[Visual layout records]

^^^^^^^^^^^^^^^^

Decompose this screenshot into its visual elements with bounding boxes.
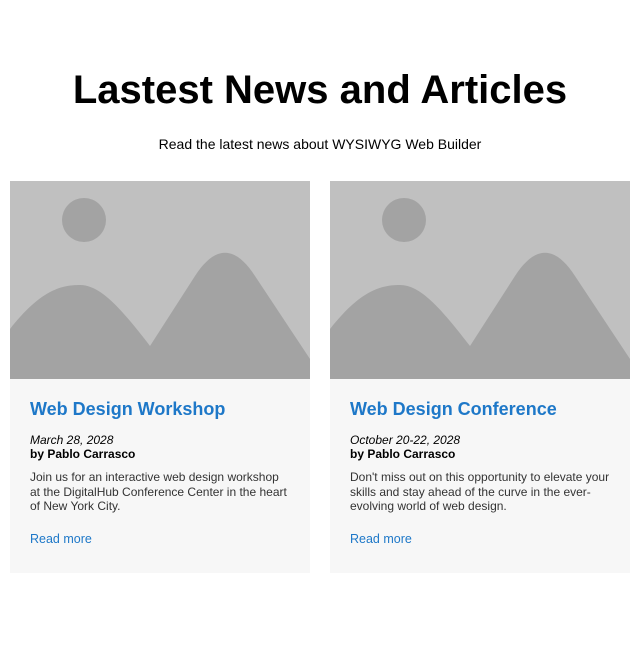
article-author: by Pablo Carrasco (30, 447, 136, 461)
page: Lastest News and Articles Read the lates… (0, 0, 640, 649)
article-title: Web Design Workshop (30, 399, 226, 419)
article-excerpt: Don't miss out on this opportunity to el… (350, 470, 610, 513)
article-date: October 20-22, 2028 (350, 433, 461, 447)
image-placeholder-icon (330, 181, 630, 379)
read-more-link[interactable]: Read more (350, 532, 412, 547)
article-card: Web Design Workshop March 28, 2028 by Pa… (10, 181, 310, 573)
page-title: Lastest News and Articles (72, 68, 568, 112)
article-date: March 28, 2028 (30, 433, 114, 447)
article-title: Web Design Conference (350, 399, 557, 419)
article-excerpt: Join us for an interactive web design wo… (30, 470, 287, 513)
article-author: by Pablo Carrasco (350, 447, 456, 461)
image-placeholder-icon (10, 181, 310, 379)
page-subtitle: Read the latest news about WYSIWYG Web B… (158, 136, 482, 152)
read-more-link[interactable]: Read more (30, 532, 92, 547)
article-card: Web Design Conference October 20-22, 202… (330, 181, 630, 573)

^^^^^^^^^^^^^^^^

Copy every row above word for word, leaving out the picture.

Decompose this screenshot into its visual elements with bounding boxes.
article-author: by Pablo Carrasco (30, 447, 136, 461)
page: Lastest News and Articles Read the lates… (0, 0, 640, 649)
article-title: Web Design Workshop (30, 399, 226, 419)
article-excerpt: Don't miss out on this opportunity to el… (350, 470, 610, 513)
article-date: October 20-22, 2028 (350, 433, 461, 447)
image-placeholder-icon (330, 181, 630, 379)
read-more-link[interactable]: Read more (350, 532, 412, 547)
article-card: Web Design Workshop March 28, 2028 by Pa… (10, 181, 310, 573)
page-title: Lastest News and Articles (72, 68, 568, 112)
article-date: March 28, 2028 (30, 433, 114, 447)
article-title: Web Design Conference (350, 399, 557, 419)
article-excerpt: Join us for an interactive web design wo… (30, 470, 287, 513)
article-author: by Pablo Carrasco (350, 447, 456, 461)
image-placeholder-icon (10, 181, 310, 379)
page-subtitle: Read the latest news about WYSIWYG Web B… (158, 136, 482, 152)
read-more-link[interactable]: Read more (30, 532, 92, 547)
article-card: Web Design Conference October 20-22, 202… (330, 181, 630, 573)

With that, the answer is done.